What needs to be done ▸ Please write out the complete listing that follows, exactly as it reads.

Records for this exercise ▸
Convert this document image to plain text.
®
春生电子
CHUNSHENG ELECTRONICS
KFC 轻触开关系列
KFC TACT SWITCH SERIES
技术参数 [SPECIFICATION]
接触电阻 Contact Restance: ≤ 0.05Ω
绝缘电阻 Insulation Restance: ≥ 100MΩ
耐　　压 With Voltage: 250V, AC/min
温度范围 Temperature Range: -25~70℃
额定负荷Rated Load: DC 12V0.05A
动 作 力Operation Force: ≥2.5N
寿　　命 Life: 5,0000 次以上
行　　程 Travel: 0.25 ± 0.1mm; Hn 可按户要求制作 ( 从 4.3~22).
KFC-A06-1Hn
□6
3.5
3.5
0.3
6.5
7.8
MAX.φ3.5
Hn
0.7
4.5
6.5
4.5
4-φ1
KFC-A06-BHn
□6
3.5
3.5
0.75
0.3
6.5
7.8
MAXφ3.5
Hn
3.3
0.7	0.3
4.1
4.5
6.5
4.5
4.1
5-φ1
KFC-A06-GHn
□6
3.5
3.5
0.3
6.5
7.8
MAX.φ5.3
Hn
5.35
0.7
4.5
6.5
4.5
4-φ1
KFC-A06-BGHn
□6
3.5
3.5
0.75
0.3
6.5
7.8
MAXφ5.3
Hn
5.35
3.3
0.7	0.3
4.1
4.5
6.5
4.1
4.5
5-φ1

Answer for the task ▸
Convert this document image to plain text.
®
春生电子
CHUNSHENG ELECTRONICS
KFC 轻触开关系列
KFC TACT SWITCH SERIES
技术参数 [SPECIFICATION]
接触电阻 Contact Restance: ≤ 0.05Ω
绝缘电阻 Insulation Restance: ≥ 100MΩ
耐　　压 With Voltage: 250V, AC/min
温度范围 Temperature Range: -25~70℃
额定负荷Rated Load: DC 12V0.05A
动 作 力Operation Force: ≥2.5N
寿　　命 Life: 5,0000 次以上
行　　程 Travel: 0.25 ± 0.1mm; Hn 可按户要求制作 ( 从 4.3~22).
KFC-A06-1Hn
□6
3.5
3.5
0.3
6.5
7.8
MAX.φ3.5
Hn
0.7
4.5
6.5
4.5
4-φ1
KFC-A06-BHn
□6
3.5
3.5
0.75
0.3
6.5
7.8
MAXφ3.5
Hn
3.3
0.7	0.3
4.1
4.5
6.5
4.5
4.1
5-φ1
KFC-A06-GHn
□6
3.5
3.5
0.3
6.5
7.8
MAX.φ5.3
Hn
5.35
0.7
4.5
6.5
4.5
4-φ1
KFC-A06-BGHn
□6
3.5
3.5
0.75
0.3
6.5
7.8
MAXφ5.3
Hn
5.35
3.3
0.7	0.3
4.1
4.5
6.5
4.1
4.5
5-φ1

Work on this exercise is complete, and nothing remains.